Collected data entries

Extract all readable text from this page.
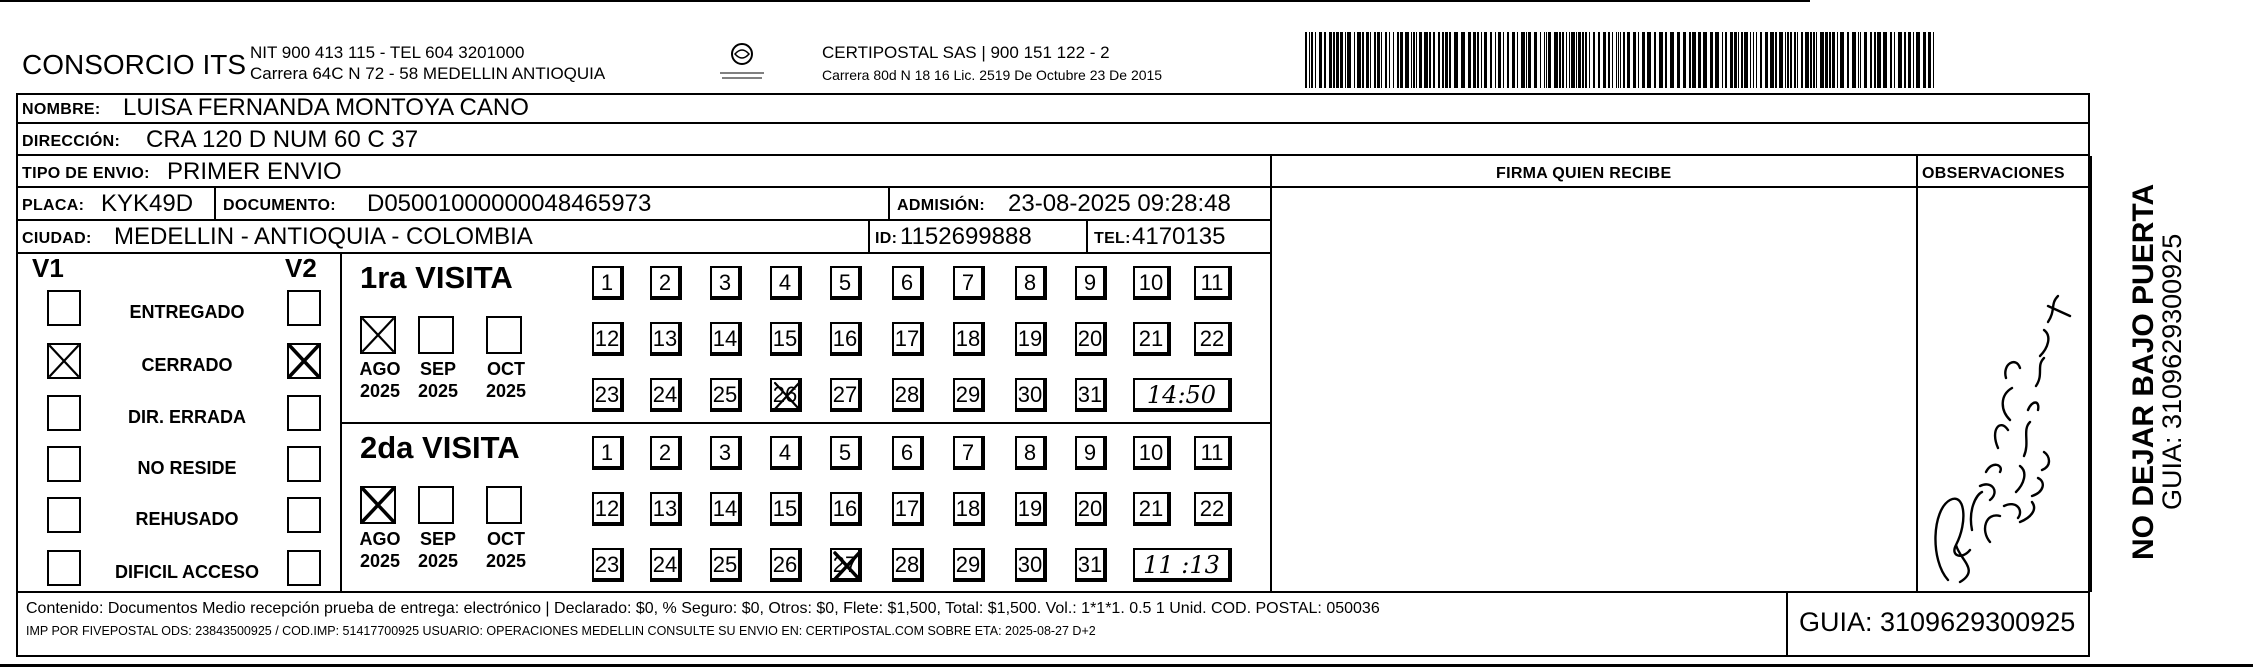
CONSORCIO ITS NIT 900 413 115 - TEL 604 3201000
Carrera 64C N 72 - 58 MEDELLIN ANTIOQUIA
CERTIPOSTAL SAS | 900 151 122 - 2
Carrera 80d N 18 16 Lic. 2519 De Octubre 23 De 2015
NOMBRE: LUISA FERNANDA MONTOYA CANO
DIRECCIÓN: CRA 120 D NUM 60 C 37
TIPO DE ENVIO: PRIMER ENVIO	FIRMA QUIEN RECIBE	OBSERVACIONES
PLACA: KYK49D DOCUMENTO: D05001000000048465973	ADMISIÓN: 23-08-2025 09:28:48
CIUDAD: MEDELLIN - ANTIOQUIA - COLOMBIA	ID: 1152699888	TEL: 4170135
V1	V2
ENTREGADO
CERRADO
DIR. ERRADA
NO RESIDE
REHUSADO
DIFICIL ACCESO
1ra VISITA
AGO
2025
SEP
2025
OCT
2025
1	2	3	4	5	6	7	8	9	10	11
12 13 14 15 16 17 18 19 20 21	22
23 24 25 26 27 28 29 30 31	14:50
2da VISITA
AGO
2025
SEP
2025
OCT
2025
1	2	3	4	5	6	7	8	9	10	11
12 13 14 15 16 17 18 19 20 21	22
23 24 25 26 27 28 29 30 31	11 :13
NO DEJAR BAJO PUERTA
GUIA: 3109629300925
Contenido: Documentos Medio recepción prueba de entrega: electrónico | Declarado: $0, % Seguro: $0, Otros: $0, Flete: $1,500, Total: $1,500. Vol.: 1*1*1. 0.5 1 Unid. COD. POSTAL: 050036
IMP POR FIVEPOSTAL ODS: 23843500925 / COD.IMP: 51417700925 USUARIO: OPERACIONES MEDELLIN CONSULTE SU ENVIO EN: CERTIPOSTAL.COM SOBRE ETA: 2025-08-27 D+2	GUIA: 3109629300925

- _AIM OF THE TASK_
Write out the listing word for word, omitting the pictures it holds.

- _EXERCISE SOLUTION_
Extract all readable text from this page.
CONSORCIO ITS NIT 900 413 115 - TEL 604 3201000
Carrera 64C N 72 - 58 MEDELLIN ANTIOQUIA
CERTIPOSTAL SAS | 900 151 122 - 2
Carrera 80d N 18 16 Lic. 2519 De Octubre 23 De 2015
NOMBRE: LUISA FERNANDA MONTOYA CANO
DIRECCIÓN: CRA 120 D NUM 60 C 37
TIPO DE ENVIO: PRIMER ENVIO	FIRMA QUIEN RECIBE	OBSERVACIONES
PLACA: KYK49D DOCUMENTO: D05001000000048465973	ADMISIÓN: 23-08-2025 09:28:48
CIUDAD: MEDELLIN - ANTIOQUIA - COLOMBIA	ID: 1152699888	TEL: 4170135
V1	V2
ENTREGADO
CERRADO
DIR. ERRADA
NO RESIDE
REHUSADO
DIFICIL ACCESO
1ra VISITA
AGO
2025
SEP
2025
OCT
2025
1	2	3	4	5	6	7	8	9	10	11
12 13 14 15 16 17 18 19 20 21	22
23 24 25 26 27 28 29 30 31	14:50
2da VISITA
AGO
2025
SEP
2025
OCT
2025
1	2	3	4	5	6	7	8	9	10	11
12 13 14 15 16 17 18 19 20 21	22
23 24 25 26 27 28 29 30 31	11 :13
NO DEJAR BAJO PUERTA
GUIA: 3109629300925
Contenido: Documentos Medio recepción prueba de entrega: electrónico | Declarado: $0, % Seguro: $0, Otros: $0, Flete: $1,500, Total: $1,500. Vol.: 1*1*1. 0.5 1 Unid. COD. POSTAL: 050036
IMP POR FIVEPOSTAL ODS: 23843500925 / COD.IMP: 51417700925 USUARIO: OPERACIONES MEDELLIN CONSULTE SU ENVIO EN: CERTIPOSTAL.COM SOBRE ETA: 2025-08-27 D+2	GUIA: 3109629300925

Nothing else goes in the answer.